START Data provided
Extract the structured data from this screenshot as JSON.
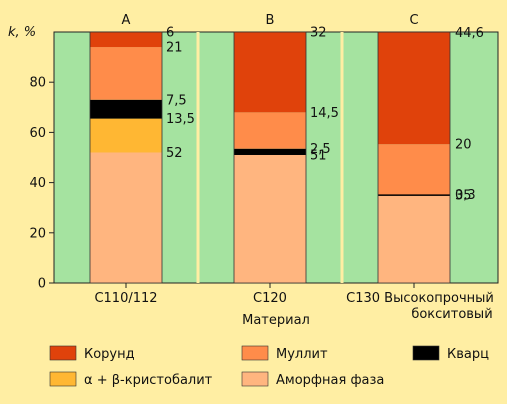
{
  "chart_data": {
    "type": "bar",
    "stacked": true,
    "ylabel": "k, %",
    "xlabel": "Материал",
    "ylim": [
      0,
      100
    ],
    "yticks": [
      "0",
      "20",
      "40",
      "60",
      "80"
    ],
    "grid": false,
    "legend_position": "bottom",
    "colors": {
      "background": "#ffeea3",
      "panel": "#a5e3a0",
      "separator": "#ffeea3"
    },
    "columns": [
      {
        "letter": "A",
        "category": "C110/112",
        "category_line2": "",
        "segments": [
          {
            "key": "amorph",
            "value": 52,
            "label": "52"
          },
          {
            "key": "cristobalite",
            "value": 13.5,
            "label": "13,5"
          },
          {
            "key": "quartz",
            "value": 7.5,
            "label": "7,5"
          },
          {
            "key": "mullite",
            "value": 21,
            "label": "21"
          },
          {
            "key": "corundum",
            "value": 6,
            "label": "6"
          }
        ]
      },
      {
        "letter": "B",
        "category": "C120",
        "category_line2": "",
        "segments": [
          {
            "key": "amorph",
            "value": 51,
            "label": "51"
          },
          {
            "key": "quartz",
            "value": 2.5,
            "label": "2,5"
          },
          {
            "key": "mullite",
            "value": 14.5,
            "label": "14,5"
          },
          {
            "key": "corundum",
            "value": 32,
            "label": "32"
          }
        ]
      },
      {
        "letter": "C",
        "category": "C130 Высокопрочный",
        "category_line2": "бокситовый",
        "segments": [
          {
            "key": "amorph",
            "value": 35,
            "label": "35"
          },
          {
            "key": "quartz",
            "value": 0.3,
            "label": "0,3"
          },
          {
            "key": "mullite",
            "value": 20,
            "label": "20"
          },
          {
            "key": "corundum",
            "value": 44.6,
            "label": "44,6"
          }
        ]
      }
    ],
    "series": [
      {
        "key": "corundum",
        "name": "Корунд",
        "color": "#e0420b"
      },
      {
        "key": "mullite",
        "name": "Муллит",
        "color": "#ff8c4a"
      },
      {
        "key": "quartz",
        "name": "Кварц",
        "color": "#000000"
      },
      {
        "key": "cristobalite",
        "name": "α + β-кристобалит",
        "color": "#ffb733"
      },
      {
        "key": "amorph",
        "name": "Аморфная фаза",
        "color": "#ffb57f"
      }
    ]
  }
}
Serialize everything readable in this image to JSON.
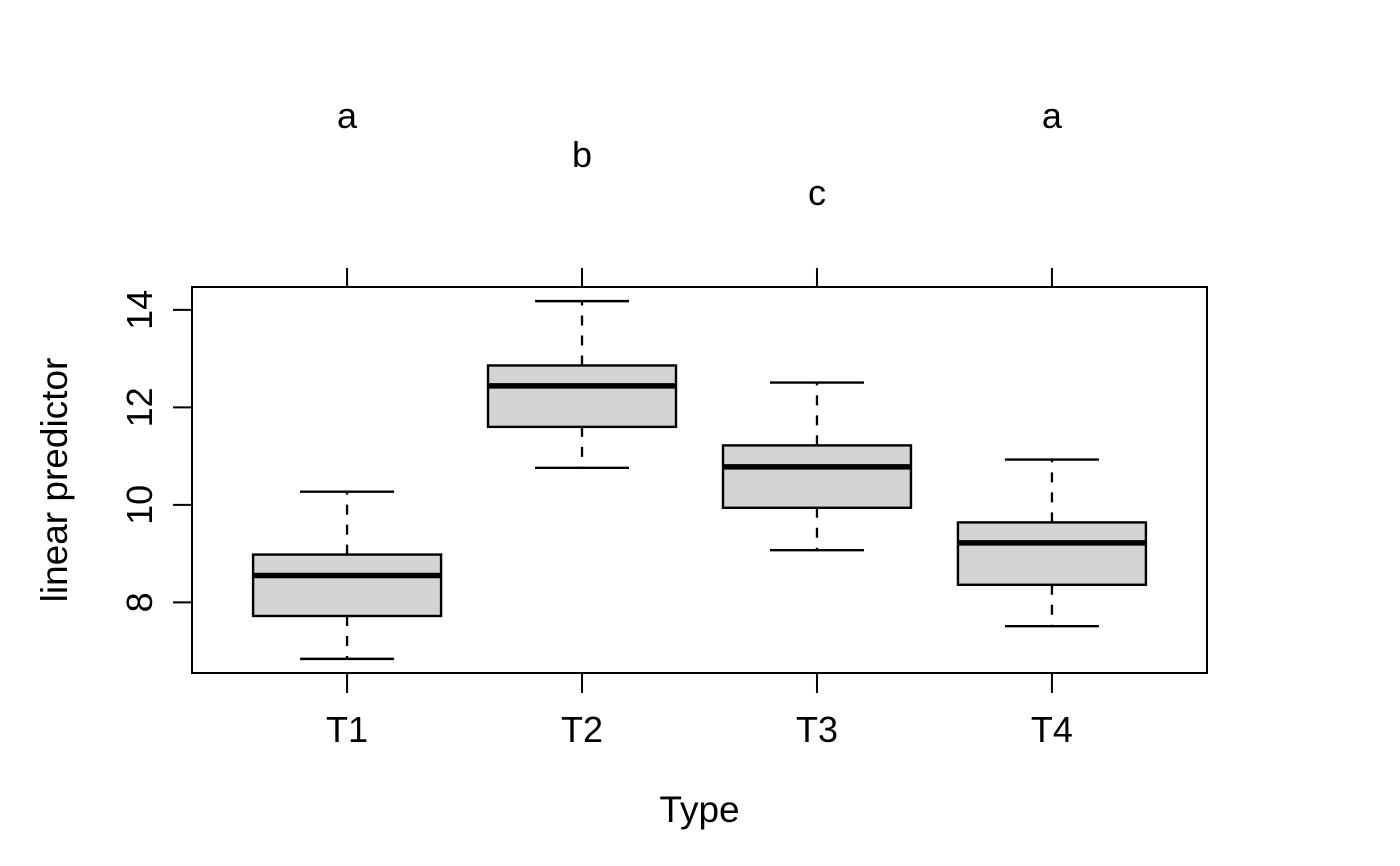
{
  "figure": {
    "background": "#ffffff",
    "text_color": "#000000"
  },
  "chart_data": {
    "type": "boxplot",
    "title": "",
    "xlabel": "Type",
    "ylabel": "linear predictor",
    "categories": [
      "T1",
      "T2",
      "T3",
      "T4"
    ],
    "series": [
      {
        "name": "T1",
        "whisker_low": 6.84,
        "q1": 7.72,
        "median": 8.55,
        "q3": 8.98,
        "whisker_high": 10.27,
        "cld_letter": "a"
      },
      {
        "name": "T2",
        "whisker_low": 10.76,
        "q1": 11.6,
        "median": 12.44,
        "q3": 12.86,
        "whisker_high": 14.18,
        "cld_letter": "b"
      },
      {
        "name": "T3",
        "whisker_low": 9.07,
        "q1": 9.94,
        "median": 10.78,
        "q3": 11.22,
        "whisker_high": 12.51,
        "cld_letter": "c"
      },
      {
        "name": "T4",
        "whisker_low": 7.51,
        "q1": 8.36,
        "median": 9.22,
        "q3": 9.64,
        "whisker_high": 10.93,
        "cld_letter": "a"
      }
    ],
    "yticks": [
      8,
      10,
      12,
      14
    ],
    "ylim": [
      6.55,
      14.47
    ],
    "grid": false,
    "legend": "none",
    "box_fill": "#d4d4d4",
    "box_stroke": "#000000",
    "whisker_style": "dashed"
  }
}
END Data provided
START Data provided
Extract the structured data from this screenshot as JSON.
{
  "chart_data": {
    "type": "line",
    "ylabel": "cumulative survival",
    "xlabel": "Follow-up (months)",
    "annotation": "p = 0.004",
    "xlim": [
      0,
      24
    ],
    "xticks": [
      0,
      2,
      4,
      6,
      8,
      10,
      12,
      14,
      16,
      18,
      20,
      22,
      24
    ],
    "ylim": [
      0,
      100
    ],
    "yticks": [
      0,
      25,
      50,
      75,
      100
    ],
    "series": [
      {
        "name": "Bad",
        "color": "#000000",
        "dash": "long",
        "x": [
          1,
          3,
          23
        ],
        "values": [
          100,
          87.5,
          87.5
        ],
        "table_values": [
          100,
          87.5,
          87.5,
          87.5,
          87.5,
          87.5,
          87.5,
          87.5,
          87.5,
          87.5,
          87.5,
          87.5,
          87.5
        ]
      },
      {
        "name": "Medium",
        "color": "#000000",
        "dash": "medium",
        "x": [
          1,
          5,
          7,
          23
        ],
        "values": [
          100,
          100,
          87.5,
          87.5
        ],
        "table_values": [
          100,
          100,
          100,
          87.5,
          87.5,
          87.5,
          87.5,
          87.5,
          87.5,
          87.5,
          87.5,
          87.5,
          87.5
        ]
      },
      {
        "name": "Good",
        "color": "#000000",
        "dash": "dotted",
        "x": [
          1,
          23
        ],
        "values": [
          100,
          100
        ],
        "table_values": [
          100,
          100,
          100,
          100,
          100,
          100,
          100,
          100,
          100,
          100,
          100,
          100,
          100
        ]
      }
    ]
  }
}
END Data provided
START Data provided
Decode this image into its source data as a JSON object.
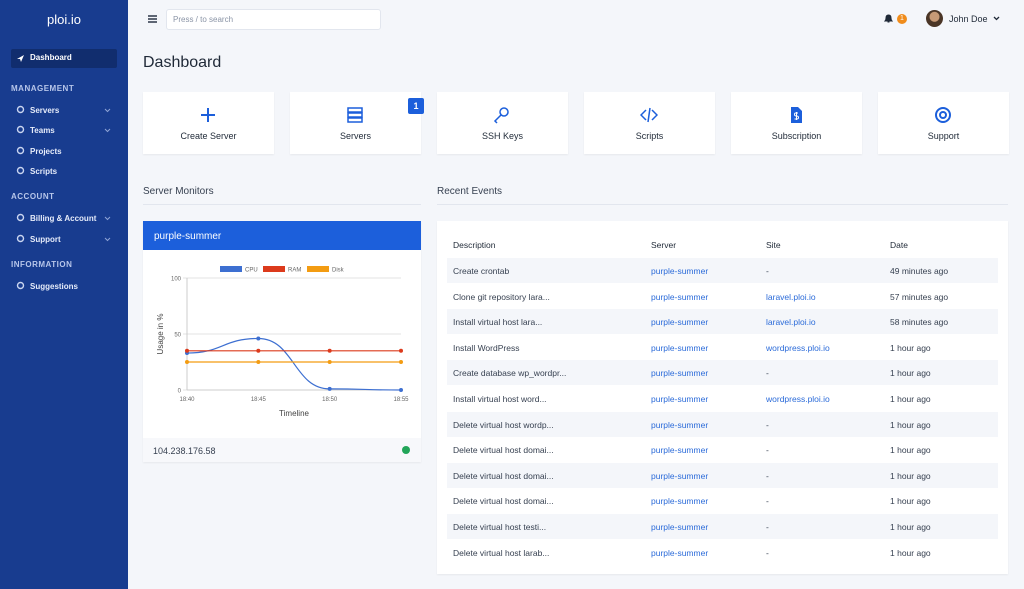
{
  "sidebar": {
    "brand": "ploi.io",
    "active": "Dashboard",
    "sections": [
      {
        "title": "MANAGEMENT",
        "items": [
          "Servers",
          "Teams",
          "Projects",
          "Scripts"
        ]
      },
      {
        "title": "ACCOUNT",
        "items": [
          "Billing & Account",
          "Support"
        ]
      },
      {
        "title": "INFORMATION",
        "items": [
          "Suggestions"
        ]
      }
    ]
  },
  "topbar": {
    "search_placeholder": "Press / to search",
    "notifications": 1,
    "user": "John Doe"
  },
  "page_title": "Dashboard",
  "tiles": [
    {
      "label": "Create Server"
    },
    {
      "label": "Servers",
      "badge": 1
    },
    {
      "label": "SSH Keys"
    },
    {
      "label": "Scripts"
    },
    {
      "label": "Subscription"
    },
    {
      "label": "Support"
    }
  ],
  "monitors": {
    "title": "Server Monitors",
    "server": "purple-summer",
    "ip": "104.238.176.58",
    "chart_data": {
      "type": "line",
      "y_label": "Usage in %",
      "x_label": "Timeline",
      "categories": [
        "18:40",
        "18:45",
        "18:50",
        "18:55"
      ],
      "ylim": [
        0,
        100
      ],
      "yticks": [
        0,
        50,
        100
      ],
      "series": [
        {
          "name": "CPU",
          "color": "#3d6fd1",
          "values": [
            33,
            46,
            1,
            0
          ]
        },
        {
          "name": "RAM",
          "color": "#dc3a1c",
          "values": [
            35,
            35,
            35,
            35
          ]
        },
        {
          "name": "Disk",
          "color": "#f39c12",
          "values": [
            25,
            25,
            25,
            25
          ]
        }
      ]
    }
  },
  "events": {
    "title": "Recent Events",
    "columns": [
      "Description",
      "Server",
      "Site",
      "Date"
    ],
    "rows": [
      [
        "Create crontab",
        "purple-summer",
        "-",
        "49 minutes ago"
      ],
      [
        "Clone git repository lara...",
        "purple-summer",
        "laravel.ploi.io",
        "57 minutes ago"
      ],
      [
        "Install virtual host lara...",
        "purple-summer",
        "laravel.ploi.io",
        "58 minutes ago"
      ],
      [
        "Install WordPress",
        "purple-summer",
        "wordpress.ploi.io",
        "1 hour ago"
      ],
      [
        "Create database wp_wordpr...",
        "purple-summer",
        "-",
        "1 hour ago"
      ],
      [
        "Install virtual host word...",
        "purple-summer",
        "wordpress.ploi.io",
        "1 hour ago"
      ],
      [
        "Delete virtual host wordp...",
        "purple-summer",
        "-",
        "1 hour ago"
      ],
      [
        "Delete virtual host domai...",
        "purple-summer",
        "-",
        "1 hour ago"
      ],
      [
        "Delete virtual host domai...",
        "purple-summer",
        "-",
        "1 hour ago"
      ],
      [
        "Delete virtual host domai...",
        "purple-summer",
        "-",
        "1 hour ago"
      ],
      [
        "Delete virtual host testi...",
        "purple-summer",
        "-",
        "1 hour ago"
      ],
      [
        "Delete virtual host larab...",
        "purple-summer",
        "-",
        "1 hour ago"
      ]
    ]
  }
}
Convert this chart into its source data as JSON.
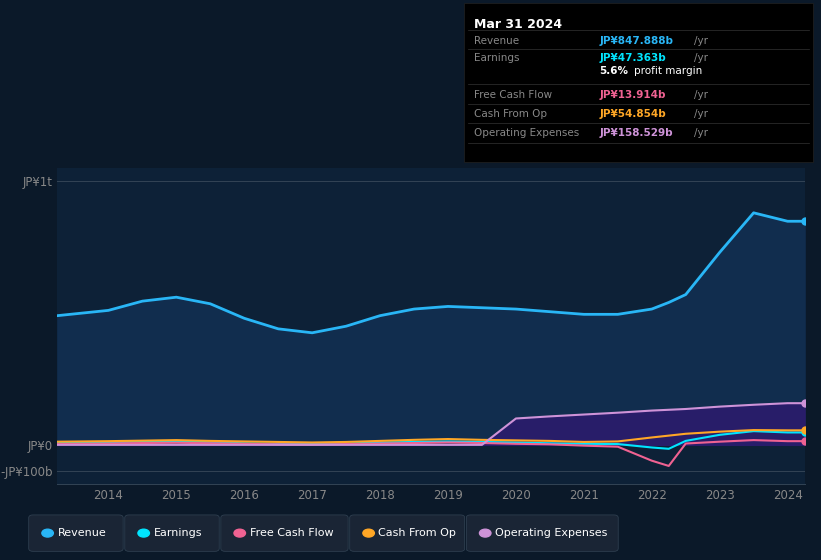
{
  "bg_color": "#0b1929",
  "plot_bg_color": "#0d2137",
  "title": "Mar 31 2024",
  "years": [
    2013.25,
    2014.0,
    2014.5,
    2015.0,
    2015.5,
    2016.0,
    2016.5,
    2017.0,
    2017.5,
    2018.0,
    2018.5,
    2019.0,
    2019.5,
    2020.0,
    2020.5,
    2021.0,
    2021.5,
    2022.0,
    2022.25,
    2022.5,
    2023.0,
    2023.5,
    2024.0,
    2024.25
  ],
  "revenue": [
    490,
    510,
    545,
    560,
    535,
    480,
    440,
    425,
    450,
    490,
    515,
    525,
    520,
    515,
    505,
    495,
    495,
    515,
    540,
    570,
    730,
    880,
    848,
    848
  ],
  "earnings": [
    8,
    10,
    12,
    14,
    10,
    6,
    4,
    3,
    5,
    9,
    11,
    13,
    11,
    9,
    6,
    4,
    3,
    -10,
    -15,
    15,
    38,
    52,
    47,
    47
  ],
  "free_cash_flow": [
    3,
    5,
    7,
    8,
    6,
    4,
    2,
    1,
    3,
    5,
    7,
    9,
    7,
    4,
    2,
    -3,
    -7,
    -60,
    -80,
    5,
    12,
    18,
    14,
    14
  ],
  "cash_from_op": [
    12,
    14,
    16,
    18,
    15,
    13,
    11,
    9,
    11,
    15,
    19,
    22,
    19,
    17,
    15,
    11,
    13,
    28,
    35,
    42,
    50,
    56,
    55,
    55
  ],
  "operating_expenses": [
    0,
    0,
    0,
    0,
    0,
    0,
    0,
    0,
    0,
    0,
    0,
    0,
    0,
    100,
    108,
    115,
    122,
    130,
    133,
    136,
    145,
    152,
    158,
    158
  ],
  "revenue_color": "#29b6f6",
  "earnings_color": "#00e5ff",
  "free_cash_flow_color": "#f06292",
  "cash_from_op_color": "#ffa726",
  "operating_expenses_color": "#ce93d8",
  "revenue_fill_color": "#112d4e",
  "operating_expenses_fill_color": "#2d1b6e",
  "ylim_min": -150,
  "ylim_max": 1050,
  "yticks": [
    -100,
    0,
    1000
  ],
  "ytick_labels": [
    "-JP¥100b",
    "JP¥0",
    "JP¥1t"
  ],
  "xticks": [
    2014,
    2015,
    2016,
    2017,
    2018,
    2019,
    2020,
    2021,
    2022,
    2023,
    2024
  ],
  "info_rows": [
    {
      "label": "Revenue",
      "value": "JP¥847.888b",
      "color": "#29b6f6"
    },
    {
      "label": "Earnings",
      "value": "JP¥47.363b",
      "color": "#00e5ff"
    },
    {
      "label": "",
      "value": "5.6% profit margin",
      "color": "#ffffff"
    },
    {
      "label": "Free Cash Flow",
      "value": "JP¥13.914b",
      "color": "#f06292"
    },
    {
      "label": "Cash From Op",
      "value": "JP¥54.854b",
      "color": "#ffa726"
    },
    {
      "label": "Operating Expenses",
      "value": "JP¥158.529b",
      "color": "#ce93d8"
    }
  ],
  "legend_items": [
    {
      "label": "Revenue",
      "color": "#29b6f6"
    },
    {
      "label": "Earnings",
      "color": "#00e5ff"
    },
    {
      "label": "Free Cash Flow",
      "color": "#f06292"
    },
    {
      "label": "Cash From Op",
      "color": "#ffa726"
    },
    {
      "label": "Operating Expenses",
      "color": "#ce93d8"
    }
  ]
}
END Data provided
■ What the exercise asks
Pull out every line of the records above that contains the word "this".

■ Expected answer
Extract the structured data from this screenshot as JSON.
Serialize everything readable in this image to JSON.
Extract the structured data from this screenshot as JSON.
Decode this image into its source data as a JSON object.
Convert this chart into its source data as JSON.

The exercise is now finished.